* **Exercise**: Check each line of the entries below for the string "label" and state how many lines have it, with no other text.

———

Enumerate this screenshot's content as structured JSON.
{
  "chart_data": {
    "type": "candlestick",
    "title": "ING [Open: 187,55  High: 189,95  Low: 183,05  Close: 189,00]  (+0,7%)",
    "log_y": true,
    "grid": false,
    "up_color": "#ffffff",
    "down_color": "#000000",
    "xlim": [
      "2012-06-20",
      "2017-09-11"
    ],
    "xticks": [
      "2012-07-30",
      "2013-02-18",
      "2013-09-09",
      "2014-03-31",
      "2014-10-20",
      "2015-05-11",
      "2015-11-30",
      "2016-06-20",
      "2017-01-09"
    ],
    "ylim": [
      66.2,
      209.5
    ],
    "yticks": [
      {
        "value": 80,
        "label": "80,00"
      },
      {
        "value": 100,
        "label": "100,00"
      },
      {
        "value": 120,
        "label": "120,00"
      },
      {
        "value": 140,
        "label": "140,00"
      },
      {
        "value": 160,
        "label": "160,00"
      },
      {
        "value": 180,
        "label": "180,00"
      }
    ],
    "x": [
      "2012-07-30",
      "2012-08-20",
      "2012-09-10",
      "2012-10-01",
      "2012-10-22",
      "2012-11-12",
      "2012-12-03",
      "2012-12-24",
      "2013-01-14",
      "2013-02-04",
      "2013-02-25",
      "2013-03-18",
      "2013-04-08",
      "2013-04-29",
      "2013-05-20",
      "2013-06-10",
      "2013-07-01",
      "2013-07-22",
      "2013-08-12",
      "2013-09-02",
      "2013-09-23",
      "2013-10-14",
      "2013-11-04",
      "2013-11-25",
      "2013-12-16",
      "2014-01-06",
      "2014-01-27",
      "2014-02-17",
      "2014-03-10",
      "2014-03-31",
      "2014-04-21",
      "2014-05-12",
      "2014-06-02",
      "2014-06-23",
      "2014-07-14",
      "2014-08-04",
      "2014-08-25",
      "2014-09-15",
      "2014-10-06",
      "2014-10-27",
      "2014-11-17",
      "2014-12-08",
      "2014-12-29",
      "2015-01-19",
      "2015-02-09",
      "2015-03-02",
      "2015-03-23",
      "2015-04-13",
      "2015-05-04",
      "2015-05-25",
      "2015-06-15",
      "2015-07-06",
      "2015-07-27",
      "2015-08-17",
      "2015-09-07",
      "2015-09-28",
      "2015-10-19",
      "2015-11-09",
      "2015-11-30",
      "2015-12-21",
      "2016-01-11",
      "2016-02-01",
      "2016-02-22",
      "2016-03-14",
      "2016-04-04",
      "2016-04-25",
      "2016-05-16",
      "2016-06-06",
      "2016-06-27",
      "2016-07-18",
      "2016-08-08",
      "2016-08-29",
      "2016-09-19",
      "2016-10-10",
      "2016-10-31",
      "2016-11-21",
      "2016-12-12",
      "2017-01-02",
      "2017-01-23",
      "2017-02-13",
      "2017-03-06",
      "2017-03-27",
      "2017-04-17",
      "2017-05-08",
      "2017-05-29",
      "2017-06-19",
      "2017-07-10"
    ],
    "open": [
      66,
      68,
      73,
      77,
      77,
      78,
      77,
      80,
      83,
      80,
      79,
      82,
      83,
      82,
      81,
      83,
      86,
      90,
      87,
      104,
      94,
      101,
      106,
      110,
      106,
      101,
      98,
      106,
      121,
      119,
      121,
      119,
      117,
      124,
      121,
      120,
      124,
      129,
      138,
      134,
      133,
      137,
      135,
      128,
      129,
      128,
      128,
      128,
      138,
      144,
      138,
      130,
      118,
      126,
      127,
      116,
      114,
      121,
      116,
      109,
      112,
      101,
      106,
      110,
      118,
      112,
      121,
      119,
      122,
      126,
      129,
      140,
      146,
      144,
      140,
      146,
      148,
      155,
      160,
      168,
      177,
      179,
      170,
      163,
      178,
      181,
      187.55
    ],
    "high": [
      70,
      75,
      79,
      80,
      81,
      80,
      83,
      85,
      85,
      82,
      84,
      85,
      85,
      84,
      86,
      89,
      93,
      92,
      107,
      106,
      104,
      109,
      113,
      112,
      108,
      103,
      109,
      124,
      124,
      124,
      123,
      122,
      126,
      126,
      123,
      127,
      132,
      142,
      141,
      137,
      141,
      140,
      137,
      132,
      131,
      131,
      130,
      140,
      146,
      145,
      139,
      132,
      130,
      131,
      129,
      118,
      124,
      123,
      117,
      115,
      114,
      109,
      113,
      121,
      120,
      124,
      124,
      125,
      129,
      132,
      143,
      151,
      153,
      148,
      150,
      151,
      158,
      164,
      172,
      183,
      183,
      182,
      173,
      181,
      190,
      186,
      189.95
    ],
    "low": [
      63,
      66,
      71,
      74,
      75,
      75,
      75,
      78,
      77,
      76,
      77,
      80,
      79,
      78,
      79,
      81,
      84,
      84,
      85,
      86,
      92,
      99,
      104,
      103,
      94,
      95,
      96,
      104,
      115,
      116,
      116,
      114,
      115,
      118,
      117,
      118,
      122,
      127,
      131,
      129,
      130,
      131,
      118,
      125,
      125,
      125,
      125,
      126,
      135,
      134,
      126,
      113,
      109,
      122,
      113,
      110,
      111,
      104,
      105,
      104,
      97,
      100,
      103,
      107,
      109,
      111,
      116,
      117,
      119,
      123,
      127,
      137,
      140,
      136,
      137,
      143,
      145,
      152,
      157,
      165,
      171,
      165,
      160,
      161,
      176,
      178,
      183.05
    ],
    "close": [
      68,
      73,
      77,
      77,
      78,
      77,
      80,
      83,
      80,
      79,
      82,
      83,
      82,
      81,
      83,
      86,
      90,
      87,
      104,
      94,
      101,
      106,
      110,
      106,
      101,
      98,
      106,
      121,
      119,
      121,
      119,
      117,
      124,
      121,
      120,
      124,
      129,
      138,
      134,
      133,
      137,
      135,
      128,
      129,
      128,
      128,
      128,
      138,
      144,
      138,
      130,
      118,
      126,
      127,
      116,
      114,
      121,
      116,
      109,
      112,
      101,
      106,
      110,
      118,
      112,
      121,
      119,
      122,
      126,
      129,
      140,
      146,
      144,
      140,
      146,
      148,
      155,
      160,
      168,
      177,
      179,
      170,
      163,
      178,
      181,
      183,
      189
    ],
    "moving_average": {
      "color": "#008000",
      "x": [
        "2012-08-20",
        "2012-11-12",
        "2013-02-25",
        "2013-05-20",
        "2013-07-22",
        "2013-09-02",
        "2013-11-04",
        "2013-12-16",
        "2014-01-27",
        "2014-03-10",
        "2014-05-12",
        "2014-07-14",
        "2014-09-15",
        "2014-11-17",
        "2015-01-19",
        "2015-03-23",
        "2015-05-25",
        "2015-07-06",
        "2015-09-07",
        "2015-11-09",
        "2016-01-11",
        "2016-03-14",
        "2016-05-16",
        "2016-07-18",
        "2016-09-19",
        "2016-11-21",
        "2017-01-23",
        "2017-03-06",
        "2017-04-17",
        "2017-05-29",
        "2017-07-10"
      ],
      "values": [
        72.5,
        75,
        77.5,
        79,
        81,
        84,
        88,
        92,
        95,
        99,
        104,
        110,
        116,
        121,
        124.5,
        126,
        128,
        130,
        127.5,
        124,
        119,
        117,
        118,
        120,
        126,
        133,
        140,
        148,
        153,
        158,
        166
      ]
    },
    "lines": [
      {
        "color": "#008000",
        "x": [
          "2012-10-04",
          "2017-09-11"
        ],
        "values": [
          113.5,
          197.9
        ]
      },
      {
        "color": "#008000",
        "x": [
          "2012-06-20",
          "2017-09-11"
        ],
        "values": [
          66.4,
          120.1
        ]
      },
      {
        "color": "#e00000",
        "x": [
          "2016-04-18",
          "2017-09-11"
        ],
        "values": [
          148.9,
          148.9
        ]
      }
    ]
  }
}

———

* **Exercise solution**: 6